Goal:
Restate all of the data exactly.

Input records:
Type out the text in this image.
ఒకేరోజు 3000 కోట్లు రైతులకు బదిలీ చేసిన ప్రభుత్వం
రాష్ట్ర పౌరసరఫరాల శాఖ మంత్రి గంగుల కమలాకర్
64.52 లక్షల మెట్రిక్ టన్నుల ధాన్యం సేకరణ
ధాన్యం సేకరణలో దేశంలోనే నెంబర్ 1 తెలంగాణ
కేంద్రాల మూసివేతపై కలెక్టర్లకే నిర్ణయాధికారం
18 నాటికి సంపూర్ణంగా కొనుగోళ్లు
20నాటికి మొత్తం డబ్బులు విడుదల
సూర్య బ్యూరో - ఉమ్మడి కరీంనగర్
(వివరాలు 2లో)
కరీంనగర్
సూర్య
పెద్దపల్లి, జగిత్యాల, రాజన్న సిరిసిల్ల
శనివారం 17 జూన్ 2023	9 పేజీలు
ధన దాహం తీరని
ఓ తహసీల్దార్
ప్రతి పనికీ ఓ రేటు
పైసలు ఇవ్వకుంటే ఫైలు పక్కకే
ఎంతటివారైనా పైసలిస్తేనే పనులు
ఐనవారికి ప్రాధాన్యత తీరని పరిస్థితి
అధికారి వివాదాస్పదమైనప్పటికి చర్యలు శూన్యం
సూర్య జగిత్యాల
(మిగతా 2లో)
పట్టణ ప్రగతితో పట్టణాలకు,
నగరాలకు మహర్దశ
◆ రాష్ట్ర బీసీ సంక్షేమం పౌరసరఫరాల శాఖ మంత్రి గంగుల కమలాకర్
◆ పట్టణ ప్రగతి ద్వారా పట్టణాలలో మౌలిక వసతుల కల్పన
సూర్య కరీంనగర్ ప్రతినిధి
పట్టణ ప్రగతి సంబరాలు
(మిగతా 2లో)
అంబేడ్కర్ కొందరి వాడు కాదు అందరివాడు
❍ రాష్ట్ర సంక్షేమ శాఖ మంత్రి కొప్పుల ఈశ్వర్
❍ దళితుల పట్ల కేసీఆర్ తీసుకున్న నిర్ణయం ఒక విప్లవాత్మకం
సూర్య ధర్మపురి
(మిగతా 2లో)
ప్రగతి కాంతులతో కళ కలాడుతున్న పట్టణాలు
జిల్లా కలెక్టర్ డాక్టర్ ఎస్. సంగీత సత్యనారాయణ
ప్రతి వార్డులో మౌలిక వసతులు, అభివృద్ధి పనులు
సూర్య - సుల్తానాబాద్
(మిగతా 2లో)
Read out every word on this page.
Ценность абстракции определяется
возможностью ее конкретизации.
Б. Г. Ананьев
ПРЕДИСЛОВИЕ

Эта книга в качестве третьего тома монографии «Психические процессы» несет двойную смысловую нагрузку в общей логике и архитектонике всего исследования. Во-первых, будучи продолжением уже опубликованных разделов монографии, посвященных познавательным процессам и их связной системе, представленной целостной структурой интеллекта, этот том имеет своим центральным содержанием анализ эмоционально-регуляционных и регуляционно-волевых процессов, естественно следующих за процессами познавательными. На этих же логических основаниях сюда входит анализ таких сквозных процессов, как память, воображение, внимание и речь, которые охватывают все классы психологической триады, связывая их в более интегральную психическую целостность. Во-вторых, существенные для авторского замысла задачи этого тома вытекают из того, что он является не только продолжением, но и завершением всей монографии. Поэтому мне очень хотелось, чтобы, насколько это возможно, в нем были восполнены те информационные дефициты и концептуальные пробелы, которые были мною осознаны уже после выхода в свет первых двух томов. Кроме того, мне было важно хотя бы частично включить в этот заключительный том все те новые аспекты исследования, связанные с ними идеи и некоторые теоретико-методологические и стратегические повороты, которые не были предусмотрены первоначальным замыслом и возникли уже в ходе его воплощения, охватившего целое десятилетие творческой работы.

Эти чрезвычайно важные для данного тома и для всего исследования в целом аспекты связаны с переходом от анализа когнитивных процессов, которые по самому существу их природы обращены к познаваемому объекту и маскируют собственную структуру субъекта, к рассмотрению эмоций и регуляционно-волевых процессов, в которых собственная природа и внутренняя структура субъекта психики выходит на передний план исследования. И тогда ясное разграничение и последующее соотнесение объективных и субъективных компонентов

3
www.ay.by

Response below:
Type out the text in this image.
ఒకేరోజు 3000 కోట్లు రైతులకు బదిలీ చేసిన ప్రభుత్వం
రాష్ట్ర పౌరసరఫరాల శాఖ మంత్రి గంగుల కమలాకర్
64.52 లక్షల మెట్రిక్ టన్నుల ధాన్యం సేకరణ
ధాన్యం సేకరణలో దేశంలోనే నెంబర్ 1 తెలంగాణ
కేంద్రాల మూసివేతపై కలెక్టర్లకే నిర్ణయాధికారం
18 నాటికి సంపూర్ణంగా కొనుగోళ్లు
20నాటికి మొత్తం డబ్బులు విడుదల
సూర్య బ్యూరో - ఉమ్మడి కరీంనగర్
(వివరాలు 2లో)
కరీంనగర్
సూర్య
పెద్దపల్లి, జగిత్యాల, రాజన్న సిరిసిల్ల
శనివారం 17 జూన్ 2023	9 పేజీలు
ధన దాహం తీరని
ఓ తహసీల్దార్
ప్రతి పనికీ ఓ రేటు
పైసలు ఇవ్వకుంటే ఫైలు పక్కకే
ఎంతటివారైనా పైసలిస్తేనే పనులు
ఐనవారికి ప్రాధాన్యత తీరని పరిస్థితి
అధికారి వివాదాస్పదమైనప్పటికి చర్యలు శూన్యం
సూర్య జగిత్యాల
(మిగతా 2లో)
పట్టణ ప్రగతితో పట్టణాలకు,
నగరాలకు మహర్దశ
◆ రాష్ట్ర బీసీ సంక్షేమం పౌరసరఫరాల శాఖ మంత్రి గంగుల కమలాకర్
◆ పట్టణ ప్రగతి ద్వారా పట్టణాలలో మౌలిక వసతుల కల్పన
సూర్య కరీంనగర్ ప్రతినిధి
పట్టణ ప్రగతి సంబరాలు
(మిగతా 2లో)
అంబేడ్కర్ కొందరి వాడు కాదు అందరివాడు
❍ రాష్ట్ర సంక్షేమ శాఖ మంత్రి కొప్పుల ఈశ్వర్
❍ దళితుల పట్ల కేసీఆర్ తీసుకున్న నిర్ణయం ఒక విప్లవాత్మకం
సూర్య ధర్మపురి
(మిగతా 2లో)
ప్రగతి కాంతులతో కళ కలాడుతున్న పట్టణాలు
జిల్లా కలెక్టర్ డాక్టర్ ఎస్. సంగీత సత్యనారాయణ
ప్రతి వార్డులో మౌలిక వసతులు, అభివృద్ధి పనులు
సూర్య - సుల్తానాబాద్
(మిగతా 2లో)
Read out every word on this page.
Ценность абстракции определяется
возможностью ее конкретизации.
Б. Г. Ананьев
ПРЕДИСЛОВИЕ

Эта книга в качестве третьего тома монографии «Психические процессы» несет двойную смысловую нагрузку в общей логике и архитектонике всего исследования. Во-первых, будучи продолжением уже опубликованных разделов монографии, посвященных познавательным процессам и их связной системе, представленной целостной структурой интеллекта, этот том имеет своим центральным содержанием анализ эмоционально-регуляционных и регуляционно-волевых процессов, естественно следующих за процессами познавательными. На этих же логических основаниях сюда входит анализ таких сквозных процессов, как память, воображение, внимание и речь, которые охватывают все классы психологической триады, связывая их в более интегральную психическую целостность. Во-вторых, существенные для авторского замысла задачи этого тома вытекают из того, что он является не только продолжением, но и завершением всей монографии. Поэтому мне очень хотелось, чтобы, насколько это возможно, в нем были восполнены те информационные дефициты и концептуальные пробелы, которые были мною осознаны уже после выхода в свет первых двух томов. Кроме того, мне было важно хотя бы частично включить в этот заключительный том все те новые аспекты исследования, связанные с ними идеи и некоторые теоретико-методологические и стратегические повороты, которые не были предусмотрены первоначальным замыслом и возникли уже в ходе его воплощения, охватившего целое десятилетие творческой работы.

Эти чрезвычайно важные для данного тома и для всего исследования в целом аспекты связаны с переходом от анализа когнитивных процессов, которые по самому существу их природы обращены к познаваемому объекту и маскируют собственную структуру субъекта, к рассмотрению эмоций и регуляционно-волевых процессов, в которых собственная природа и внутренняя структура субъекта психики выходит на передний план исследования. И тогда ясное разграничение и последующее соотнесение объективных и субъективных компонентов

3
www.ay.by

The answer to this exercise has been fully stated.